** start Entries shown **

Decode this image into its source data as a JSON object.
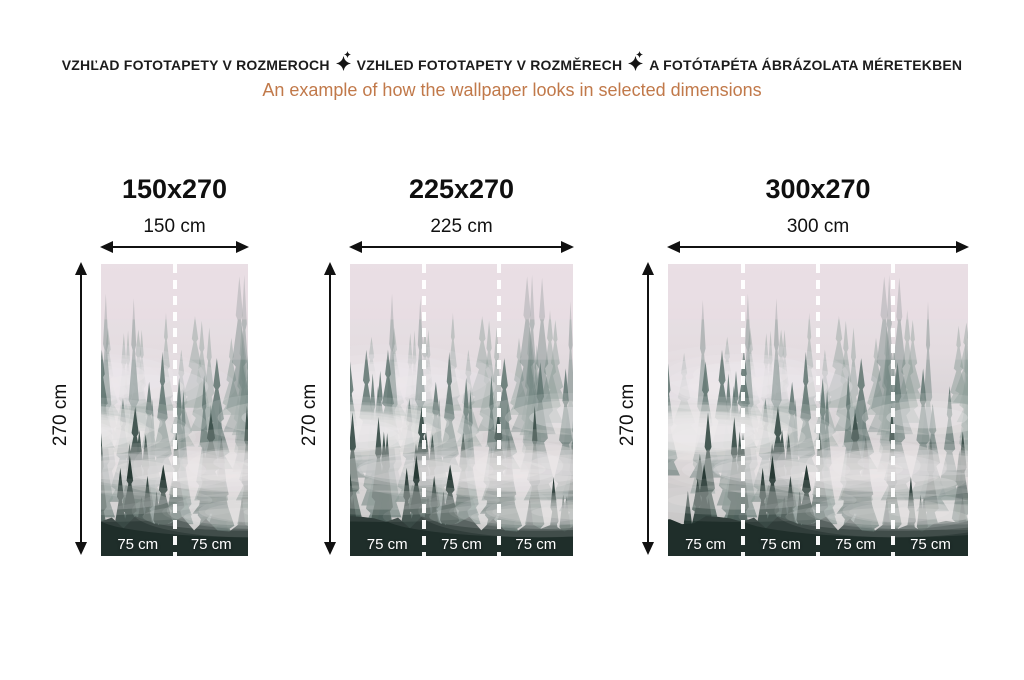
{
  "header": {
    "line1_parts": [
      "VZHĽAD FOTOTAPETY V ROZMEROCH",
      "VZHLED FOTOTAPETY V ROZMĚRECH",
      "A FOTÓTAPÉTA ÁBRÁZOLATA MÉRETEKBEN"
    ],
    "separator_icon": "sparkle-icon",
    "subtitle": "An example of how the wallpaper looks in selected dimensions"
  },
  "colors": {
    "heading_dark": "#1c1c1c",
    "subtitle_orange": "#c1794a",
    "arrow_black": "#111111",
    "panel_label_white": "#ffffff",
    "fog_top_pink": "#ebe3e8",
    "forest_dark_green": "#1f2e2a"
  },
  "previews": [
    {
      "title": "150x270",
      "width_label": "150 cm",
      "height_label": "270 cm",
      "panel_count": 2,
      "panel_labels": [
        "75 cm",
        "75 cm"
      ]
    },
    {
      "title": "225x270",
      "width_label": "225 cm",
      "height_label": "270 cm",
      "panel_count": 3,
      "panel_labels": [
        "75 cm",
        "75 cm",
        "75 cm"
      ]
    },
    {
      "title": "300x270",
      "width_label": "300 cm",
      "height_label": "270 cm",
      "panel_count": 4,
      "panel_labels": [
        "75 cm",
        "75 cm",
        "75 cm",
        "75 cm"
      ]
    }
  ]
}
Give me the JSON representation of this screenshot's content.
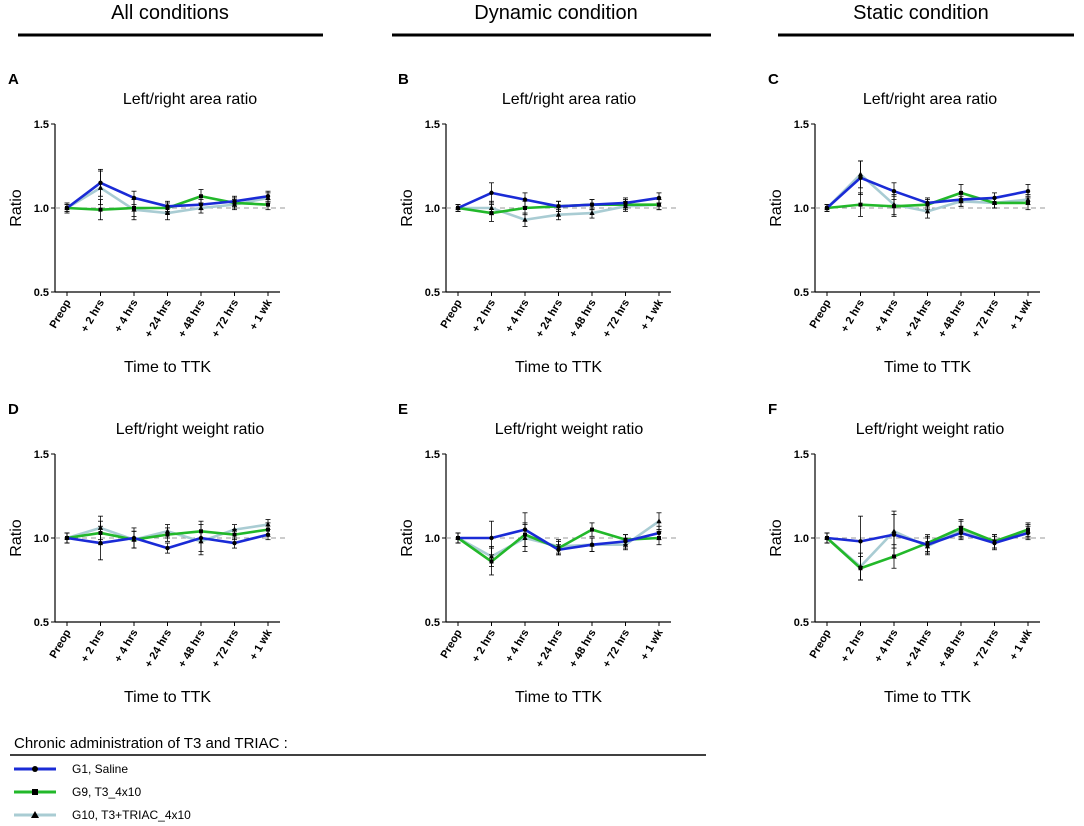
{
  "columns": [
    {
      "title": "All conditions"
    },
    {
      "title": "Dynamic condition"
    },
    {
      "title": "Static condition"
    }
  ],
  "legend": {
    "title": "Chronic administration of T3 and TRIAC :",
    "items": [
      {
        "label": "G1, Saline",
        "color": "#1a2bd6",
        "marker": "circle"
      },
      {
        "label": "G9, T3_4x10",
        "color": "#22b82a",
        "marker": "square"
      },
      {
        "label": "G10, T3+TRIAC_4x10",
        "color": "#a9ccd3",
        "marker": "triangle"
      }
    ]
  },
  "chart_data": [
    {
      "type": "line",
      "panel": "A",
      "title": "Left/right area ratio",
      "xlabel": "Time to TTK",
      "ylabel": "Ratio",
      "categories": [
        "Preop",
        "+ 2 hrs",
        "+ 4 hrs",
        "+ 24 hrs",
        "+ 48 hrs",
        "+ 72 hrs",
        "+ 1 wk"
      ],
      "ylim": [
        0.5,
        1.5
      ],
      "yticks": [
        "0.5",
        "1.0",
        "1.5"
      ],
      "reference_line": 1.0,
      "series": [
        {
          "name": "G1, Saline",
          "values": [
            1.0,
            1.15,
            1.06,
            1.01,
            1.02,
            1.04,
            1.07
          ],
          "errors": [
            0.03,
            0.08,
            0.04,
            0.03,
            0.03,
            0.03,
            0.03
          ]
        },
        {
          "name": "G9, T3_4x10",
          "values": [
            1.0,
            0.99,
            1.0,
            1.0,
            1.07,
            1.03,
            1.02
          ],
          "errors": [
            0.02,
            0.06,
            0.05,
            0.03,
            0.04,
            0.03,
            0.03
          ]
        },
        {
          "name": "G10, T3+TRIAC_4x10",
          "values": [
            1.0,
            1.12,
            0.99,
            0.97,
            1.0,
            1.02,
            1.06
          ],
          "errors": [
            0.02,
            0.1,
            0.06,
            0.04,
            0.03,
            0.03,
            0.03
          ]
        }
      ]
    },
    {
      "type": "line",
      "panel": "B",
      "title": "Left/right area ratio",
      "xlabel": "Time to TTK",
      "ylabel": "Ratio",
      "categories": [
        "Preop",
        "+ 2 hrs",
        "+ 4 hrs",
        "+ 24 hrs",
        "+ 48 hrs",
        "+ 72 hrs",
        "+ 1 wk"
      ],
      "ylim": [
        0.5,
        1.5
      ],
      "yticks": [
        "0.5",
        "1.0",
        "1.5"
      ],
      "reference_line": 1.0,
      "series": [
        {
          "name": "G1, Saline",
          "values": [
            1.0,
            1.09,
            1.05,
            1.01,
            1.02,
            1.03,
            1.06
          ],
          "errors": [
            0.02,
            0.06,
            0.04,
            0.03,
            0.03,
            0.03,
            0.03
          ]
        },
        {
          "name": "G9, T3_4x10",
          "values": [
            1.0,
            0.97,
            1.0,
            1.01,
            1.02,
            1.02,
            1.02
          ],
          "errors": [
            0.02,
            0.05,
            0.04,
            0.03,
            0.03,
            0.03,
            0.03
          ]
        },
        {
          "name": "G10, T3+TRIAC_4x10",
          "values": [
            1.0,
            1.0,
            0.93,
            0.96,
            0.97,
            1.01,
            1.02
          ],
          "errors": [
            0.02,
            0.04,
            0.04,
            0.03,
            0.03,
            0.03,
            0.03
          ]
        }
      ]
    },
    {
      "type": "line",
      "panel": "C",
      "title": "Left/right area ratio",
      "xlabel": "Time to TTK",
      "ylabel": "Ratio",
      "categories": [
        "Preop",
        "+ 2 hrs",
        "+ 4 hrs",
        "+ 24 hrs",
        "+ 48 hrs",
        "+ 72 hrs",
        "+ 1 wk"
      ],
      "ylim": [
        0.5,
        1.5
      ],
      "yticks": [
        "0.5",
        "1.0",
        "1.5"
      ],
      "reference_line": 1.0,
      "series": [
        {
          "name": "G1, Saline",
          "values": [
            1.0,
            1.18,
            1.1,
            1.03,
            1.05,
            1.06,
            1.1
          ],
          "errors": [
            0.02,
            0.1,
            0.05,
            0.03,
            0.04,
            0.03,
            0.04
          ]
        },
        {
          "name": "G9, T3_4x10",
          "values": [
            1.0,
            1.02,
            1.01,
            1.02,
            1.09,
            1.03,
            1.03
          ],
          "errors": [
            0.02,
            0.07,
            0.06,
            0.03,
            0.05,
            0.03,
            0.04
          ]
        },
        {
          "name": "G10, T3+TRIAC_4x10",
          "values": [
            1.0,
            1.2,
            1.02,
            0.98,
            1.04,
            1.03,
            1.05
          ],
          "errors": [
            0.02,
            0.08,
            0.06,
            0.04,
            0.03,
            0.03,
            0.03
          ]
        }
      ]
    },
    {
      "type": "line",
      "panel": "D",
      "title": "Left/right weight ratio",
      "xlabel": "Time to TTK",
      "ylabel": "Ratio",
      "categories": [
        "Preop",
        "+ 2 hrs",
        "+ 4 hrs",
        "+ 24 hrs",
        "+ 48 hrs",
        "+ 72 hrs",
        "+ 1 wk"
      ],
      "ylim": [
        0.5,
        1.5
      ],
      "yticks": [
        "0.5",
        "1.0",
        "1.5"
      ],
      "reference_line": 1.0,
      "series": [
        {
          "name": "G1, Saline",
          "values": [
            1.0,
            0.97,
            1.0,
            0.94,
            1.0,
            0.97,
            1.02
          ],
          "errors": [
            0.03,
            0.1,
            0.06,
            0.03,
            0.1,
            0.03,
            0.03
          ]
        },
        {
          "name": "G9, T3_4x10",
          "values": [
            1.0,
            1.03,
            0.99,
            1.02,
            1.04,
            1.02,
            1.05
          ],
          "errors": [
            0.03,
            0.07,
            0.05,
            0.04,
            0.04,
            0.03,
            0.04
          ]
        },
        {
          "name": "G10, T3+TRIAC_4x10",
          "values": [
            1.0,
            1.06,
            0.99,
            1.04,
            0.98,
            1.05,
            1.08
          ],
          "errors": [
            0.03,
            0.07,
            0.05,
            0.04,
            0.06,
            0.03,
            0.03
          ]
        }
      ]
    },
    {
      "type": "line",
      "panel": "E",
      "title": "Left/right weight ratio",
      "xlabel": "Time to TTK",
      "ylabel": "Ratio",
      "categories": [
        "Preop",
        "+ 2 hrs",
        "+ 4 hrs",
        "+ 24 hrs",
        "+ 48 hrs",
        "+ 72 hrs",
        "+ 1 wk"
      ],
      "ylim": [
        0.5,
        1.5
      ],
      "yticks": [
        "0.5",
        "1.0",
        "1.5"
      ],
      "reference_line": 1.0,
      "series": [
        {
          "name": "G1, Saline",
          "values": [
            1.0,
            1.0,
            1.05,
            0.93,
            0.96,
            0.98,
            1.03
          ],
          "errors": [
            0.03,
            0.1,
            0.1,
            0.03,
            0.04,
            0.04,
            0.04
          ]
        },
        {
          "name": "G9, T3_4x10",
          "values": [
            1.0,
            0.86,
            1.02,
            0.94,
            1.05,
            0.99,
            1.0
          ],
          "errors": [
            0.03,
            0.08,
            0.07,
            0.04,
            0.04,
            0.03,
            0.04
          ]
        },
        {
          "name": "G10, T3+TRIAC_4x10",
          "values": [
            1.0,
            0.89,
            1.0,
            0.95,
            0.96,
            0.96,
            1.1
          ],
          "errors": [
            0.03,
            0.06,
            0.08,
            0.04,
            0.04,
            0.03,
            0.05
          ]
        }
      ]
    },
    {
      "type": "line",
      "panel": "F",
      "title": "Left/right weight ratio",
      "xlabel": "Time to TTK",
      "ylabel": "Ratio",
      "categories": [
        "Preop",
        "+ 2 hrs",
        "+ 4 hrs",
        "+ 24 hrs",
        "+ 48 hrs",
        "+ 72 hrs",
        "+ 1 wk"
      ],
      "ylim": [
        0.5,
        1.5
      ],
      "yticks": [
        "0.5",
        "1.0",
        "1.5"
      ],
      "reference_line": 1.0,
      "series": [
        {
          "name": "G1, Saline",
          "values": [
            1.0,
            0.98,
            1.02,
            0.96,
            1.03,
            0.97,
            1.03
          ],
          "errors": [
            0.03,
            0.15,
            0.14,
            0.05,
            0.04,
            0.04,
            0.04
          ]
        },
        {
          "name": "G9, T3_4x10",
          "values": [
            1.0,
            0.82,
            0.89,
            0.97,
            1.06,
            0.98,
            1.05
          ],
          "errors": [
            0.03,
            0.07,
            0.07,
            0.05,
            0.05,
            0.04,
            0.04
          ]
        },
        {
          "name": "G10, T3+TRIAC_4x10",
          "values": [
            1.0,
            0.83,
            1.04,
            0.95,
            1.05,
            0.98,
            1.04
          ],
          "errors": [
            0.03,
            0.08,
            0.1,
            0.05,
            0.05,
            0.04,
            0.04
          ]
        }
      ]
    }
  ]
}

** end Entries shown **

In the records above, locate the lines holding the word "FOTOTAPETY". Copy each of them.

▸ **Worked answer**
      "VZHĽAD FOTOTAPETY V ROZMEROCH",
      "VZHLED FOTOTAPETY V ROZMĚRECH",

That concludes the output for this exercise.